Material
•••••

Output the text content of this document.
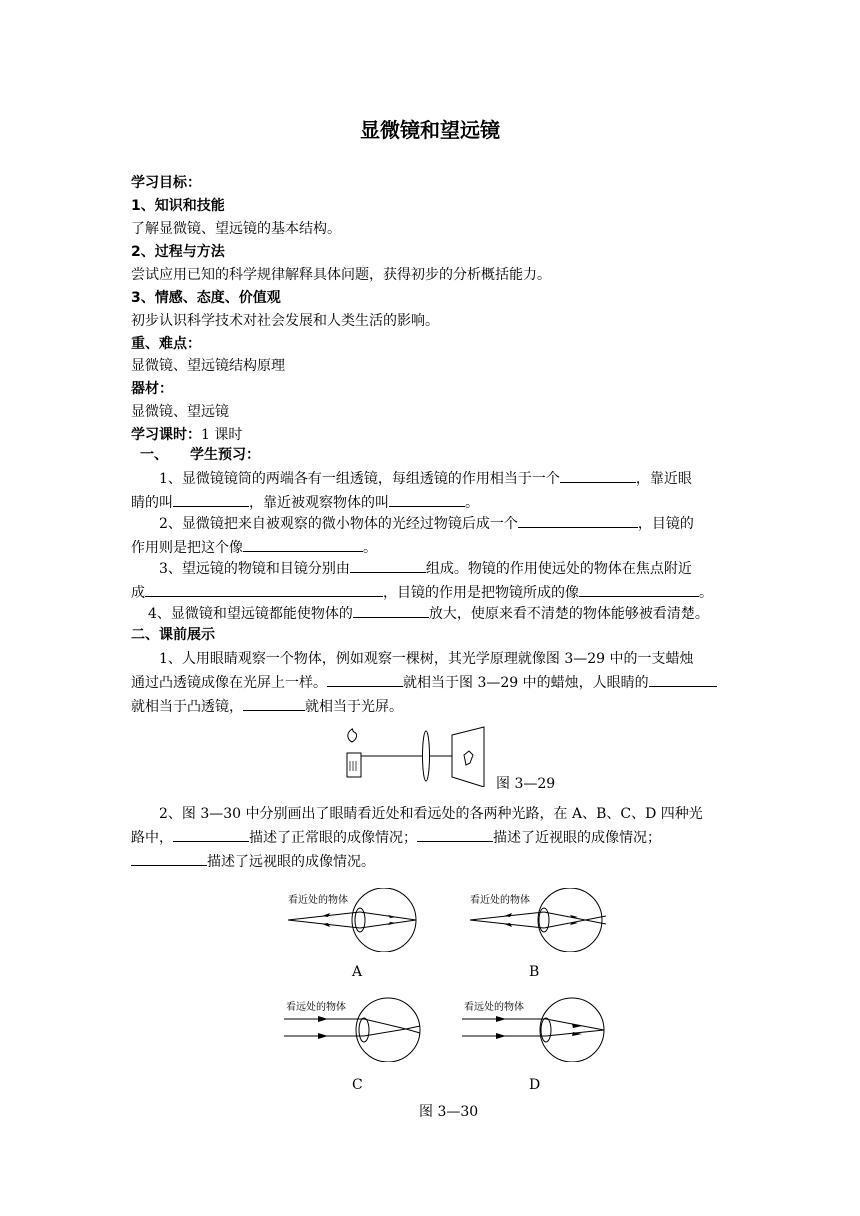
显微镜和望远镜
学习目标：
1、知识和技能
了解显微镜、望远镜的基本结构。
2、过程与方法
尝试应用已知的科学规律解释具体问题，获得初步的分析概括能力。
3、情感、态度、价值观
初步认识科学技术对社会发展和人类生活的影响。
重、难点：
显微镜、望远镜结构原理
器材：
显微镜、望远镜
学习课时：1 课时
一、 学生预习：
1、显微镜镜筒的两端各有一组透镜，每组透镜的作用相当于一个	，靠近眼
睛的叫	，靠近被观察物体的叫	。
2、显微镜把来自被观察的微小物体的光经过物镜后成一个	，目镜的
作用则是把这个像	。
3、望远镜的物镜和目镜分别由	组成。物镜的作用使远处的物体在焦点附近
成	，目镜的作用是把物镜所成的像	。
4、显微镜和望远镜都能使物体的	放大，使原来看不清楚的物体能够被看清楚。
二、课前展示
1、人用眼睛观察一个物体，例如观察一棵树，其光学原理就像图 3—29 中的一支蜡烛
通过凸透镜成像在光屏上一样。	就相当于图 3—29 中的蜡烛，人眼睛的
就相当于凸透镜，	就相当于光屏。
图 3—29
2、图 3—30 中分别画出了眼睛看近处和看远处的各两种光路，在 A、B、C、D 四种光
路中，	描述了正常眼的成像情况；	描述了近视眼的成像情况；
描述了远视眼的成像情况。
看近处的物体	看近处的物体
A	B
看远处的物体	看远处的物体
C	D
图 3—30
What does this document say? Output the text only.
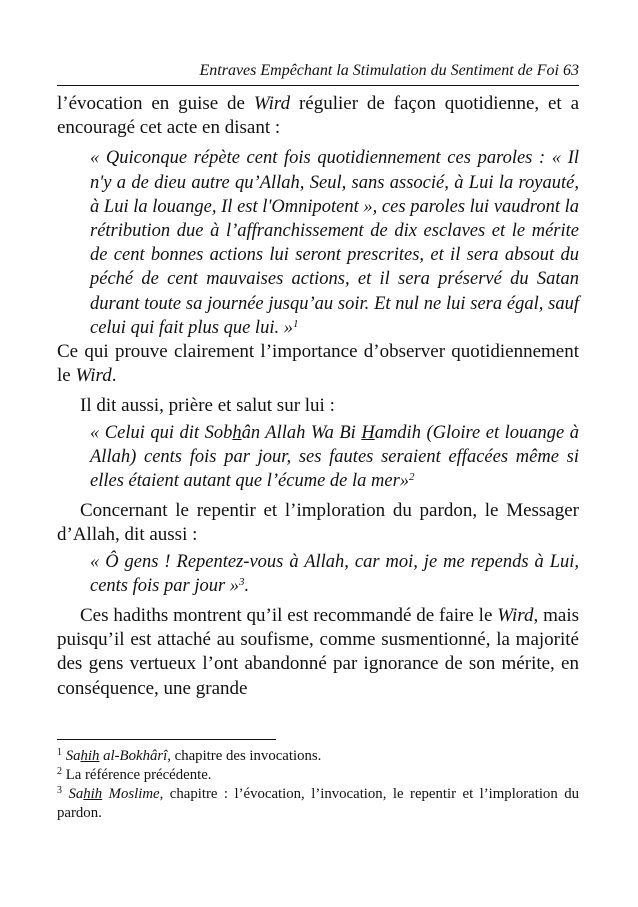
Entraves Empêchant la Stimulation du Sentiment de Foi 63

l’évocation en guise de Wird régulier de façon quotidienne, et a encouragé cet acte en disant :

« Quiconque répète cent fois quotidiennement ces paroles : « Il n'y a de dieu autre qu’Allah, Seul, sans associé, à Lui la royauté, à Lui la louange, Il est l'Omnipotent », ces paroles lui vaudront la rétribution due à l’affranchissement de dix esclaves et le mérite de cent bonnes actions lui seront prescrites, et il sera absout du péché de cent mauvaises actions, et il sera préservé du Satan durant toute sa journée jusqu’au soir. Et nul ne lui sera égal, sauf celui qui fait plus que lui. »$^1$

Ce qui prouve clairement l’importance d’observer quotidiennement le Wird.

Il dit aussi, prière et salut sur lui :

« Celui qui dit Sobhân Allah Wa Bi Hamdih (Gloire et louange à Allah) cents fois par jour, ses fautes seraient effacées même si elles étaient autant que l’écume de la mer»$^2$

Concernant le repentir et l’imploration du pardon, le Messager d’Allah, dit aussi :

« Ô gens ! Repentez-vous à Allah, car moi, je me repends à Lui, cents fois par jour »$^3$.

Ces hadiths montrent qu’il est recommandé de faire le Wird, mais puisqu’il est attaché au soufisme, comme susmentionné, la majorité des gens vertueux l’ont abandonné par ignorance de son mérite, en conséquence, une grande

$^1$ Sahih al-Bokhârî, chapitre des invocations.

$^2$ La référence précédente.

$^3$ Sahih Moslime, chapitre : l’évocation, l’invocation, le repentir et l’imploration du pardon.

•••••

What you need to do
Copy out the lines in which the string "Output" appears.

Worked answer
Output the text content of this document.
What does this document say? Output the text only.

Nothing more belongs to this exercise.